(Saved data entries)
#####

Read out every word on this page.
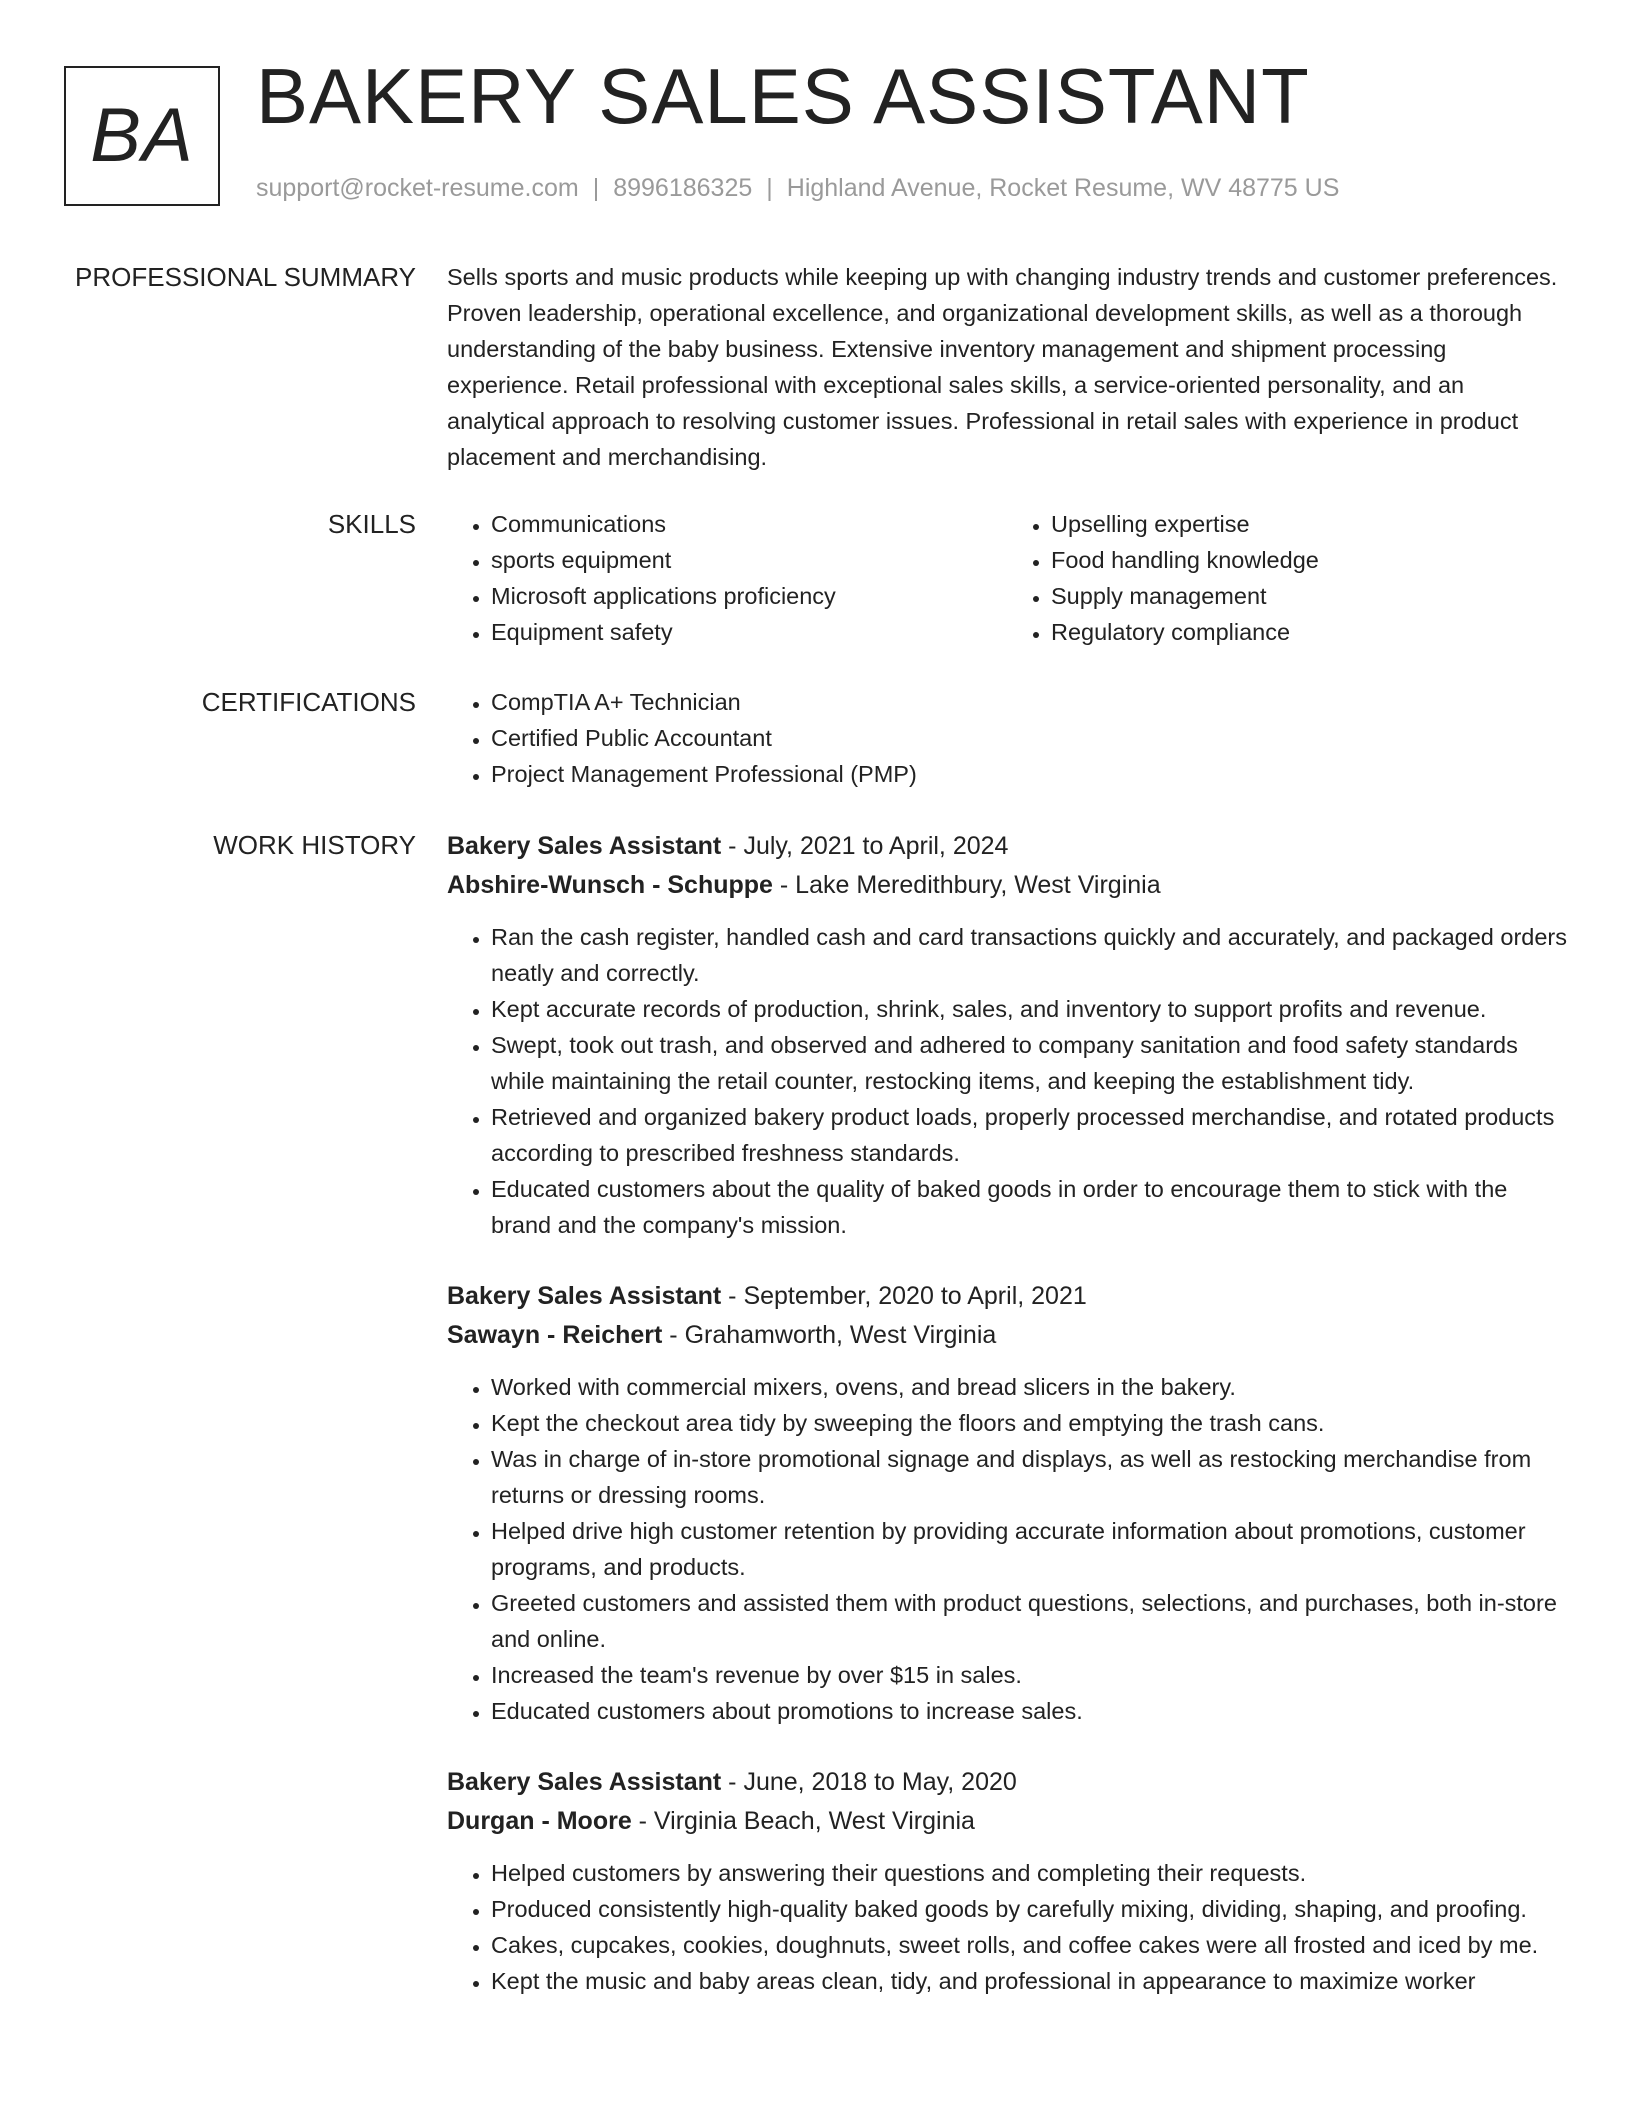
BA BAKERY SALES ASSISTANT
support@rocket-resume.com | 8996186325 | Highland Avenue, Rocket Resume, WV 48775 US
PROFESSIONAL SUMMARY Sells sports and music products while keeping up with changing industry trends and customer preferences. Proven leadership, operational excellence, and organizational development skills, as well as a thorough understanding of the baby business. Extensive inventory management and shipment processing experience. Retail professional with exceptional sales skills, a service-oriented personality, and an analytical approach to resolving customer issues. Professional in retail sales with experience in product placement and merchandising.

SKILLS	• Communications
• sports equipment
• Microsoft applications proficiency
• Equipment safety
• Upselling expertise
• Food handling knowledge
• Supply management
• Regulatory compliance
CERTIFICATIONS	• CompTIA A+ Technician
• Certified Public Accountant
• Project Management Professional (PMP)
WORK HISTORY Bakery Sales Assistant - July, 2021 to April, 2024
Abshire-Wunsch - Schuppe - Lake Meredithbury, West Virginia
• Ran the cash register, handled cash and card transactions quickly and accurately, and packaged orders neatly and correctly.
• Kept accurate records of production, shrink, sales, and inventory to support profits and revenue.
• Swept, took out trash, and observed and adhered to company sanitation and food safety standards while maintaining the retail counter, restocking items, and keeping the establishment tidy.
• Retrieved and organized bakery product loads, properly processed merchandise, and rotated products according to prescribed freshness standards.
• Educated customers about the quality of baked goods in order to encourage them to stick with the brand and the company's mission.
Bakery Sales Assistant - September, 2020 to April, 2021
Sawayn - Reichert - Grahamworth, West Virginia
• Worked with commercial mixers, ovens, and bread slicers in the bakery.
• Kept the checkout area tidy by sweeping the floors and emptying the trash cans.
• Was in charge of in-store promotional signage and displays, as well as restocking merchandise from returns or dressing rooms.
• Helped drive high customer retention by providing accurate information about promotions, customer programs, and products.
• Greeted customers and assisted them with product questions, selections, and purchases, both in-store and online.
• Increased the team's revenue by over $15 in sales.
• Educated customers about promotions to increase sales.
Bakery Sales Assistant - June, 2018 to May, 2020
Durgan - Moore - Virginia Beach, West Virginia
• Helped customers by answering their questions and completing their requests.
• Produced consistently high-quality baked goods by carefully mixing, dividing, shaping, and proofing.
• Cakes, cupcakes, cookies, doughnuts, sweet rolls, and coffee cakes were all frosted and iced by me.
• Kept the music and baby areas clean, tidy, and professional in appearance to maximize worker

#####

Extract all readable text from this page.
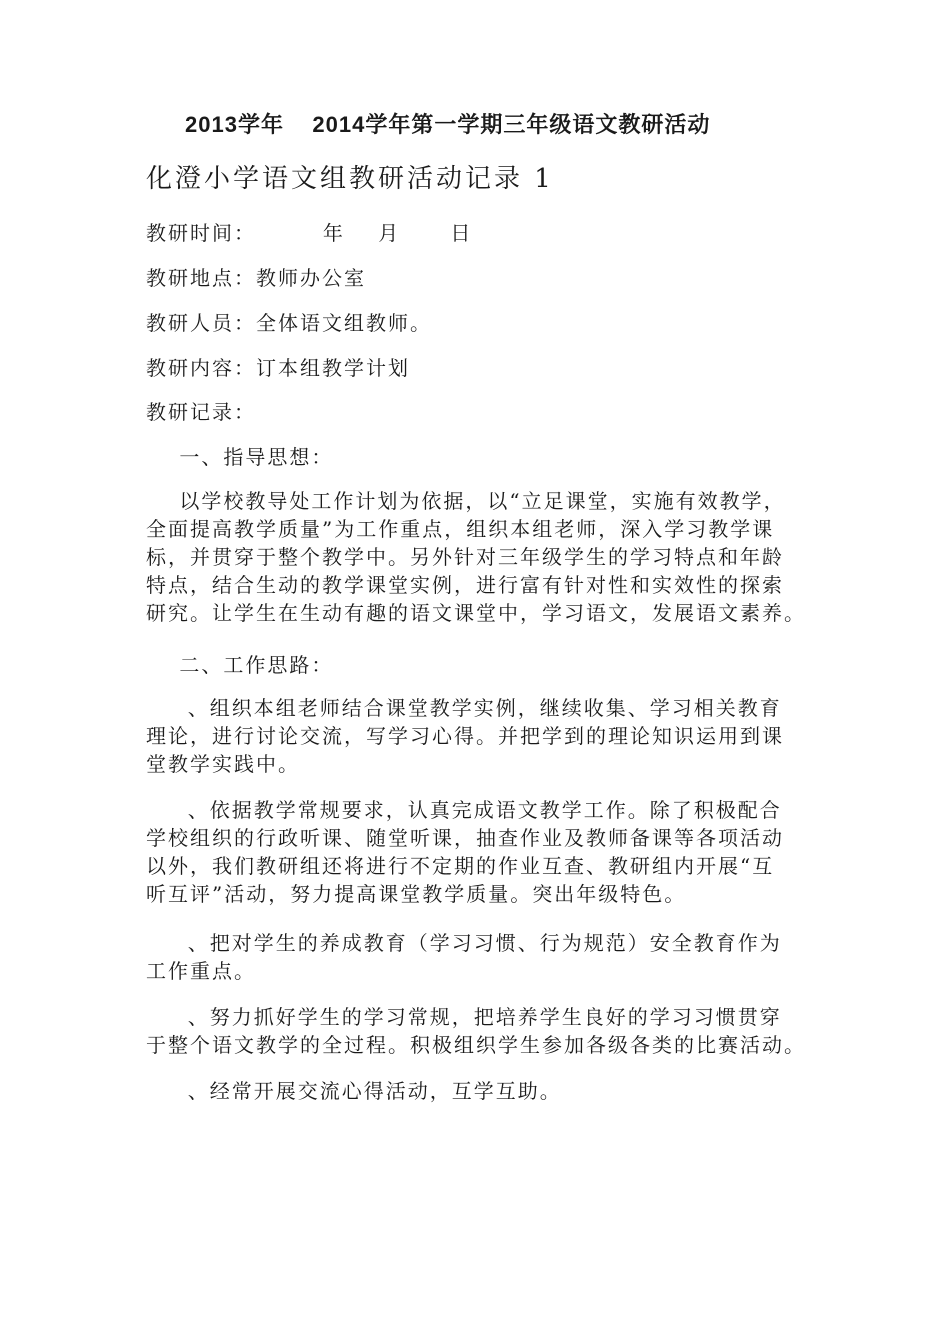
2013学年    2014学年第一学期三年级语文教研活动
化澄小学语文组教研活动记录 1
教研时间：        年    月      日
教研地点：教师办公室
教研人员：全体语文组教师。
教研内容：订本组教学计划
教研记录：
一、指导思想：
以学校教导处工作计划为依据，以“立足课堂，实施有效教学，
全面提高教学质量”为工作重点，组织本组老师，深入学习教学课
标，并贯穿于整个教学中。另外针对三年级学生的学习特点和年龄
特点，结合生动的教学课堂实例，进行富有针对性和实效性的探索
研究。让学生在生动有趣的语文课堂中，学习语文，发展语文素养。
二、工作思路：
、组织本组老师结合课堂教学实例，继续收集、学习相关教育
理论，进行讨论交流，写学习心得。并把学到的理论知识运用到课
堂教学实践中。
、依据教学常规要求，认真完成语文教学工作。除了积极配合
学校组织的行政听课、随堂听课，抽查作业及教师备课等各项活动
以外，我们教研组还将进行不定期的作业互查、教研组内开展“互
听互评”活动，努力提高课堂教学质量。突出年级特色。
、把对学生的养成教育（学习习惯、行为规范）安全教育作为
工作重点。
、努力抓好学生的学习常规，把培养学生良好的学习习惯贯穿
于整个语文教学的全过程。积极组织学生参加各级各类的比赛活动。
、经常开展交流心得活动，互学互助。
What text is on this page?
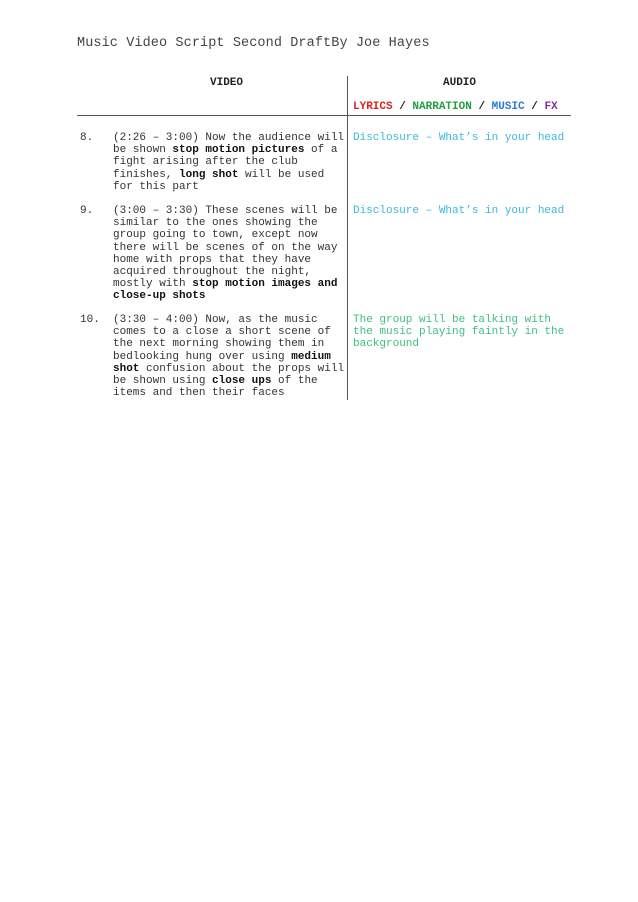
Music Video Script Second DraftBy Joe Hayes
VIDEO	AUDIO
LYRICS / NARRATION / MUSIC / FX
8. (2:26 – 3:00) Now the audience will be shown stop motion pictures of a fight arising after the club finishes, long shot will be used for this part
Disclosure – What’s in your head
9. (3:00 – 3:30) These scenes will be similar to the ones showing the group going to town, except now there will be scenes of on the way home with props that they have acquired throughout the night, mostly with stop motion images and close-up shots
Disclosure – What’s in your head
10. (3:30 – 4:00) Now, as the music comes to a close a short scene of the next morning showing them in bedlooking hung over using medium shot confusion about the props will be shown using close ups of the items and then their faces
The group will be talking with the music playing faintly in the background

#####

◆ **OBJECTIVE**: Select the lines that carry the string "questions" and copy them.

◆ **TASK RESPONSE**:
• Greeted customers and assisted them with product questions, selections, and purchases, both in-store and online.
• Helped customers by answering their questions and completing their requests.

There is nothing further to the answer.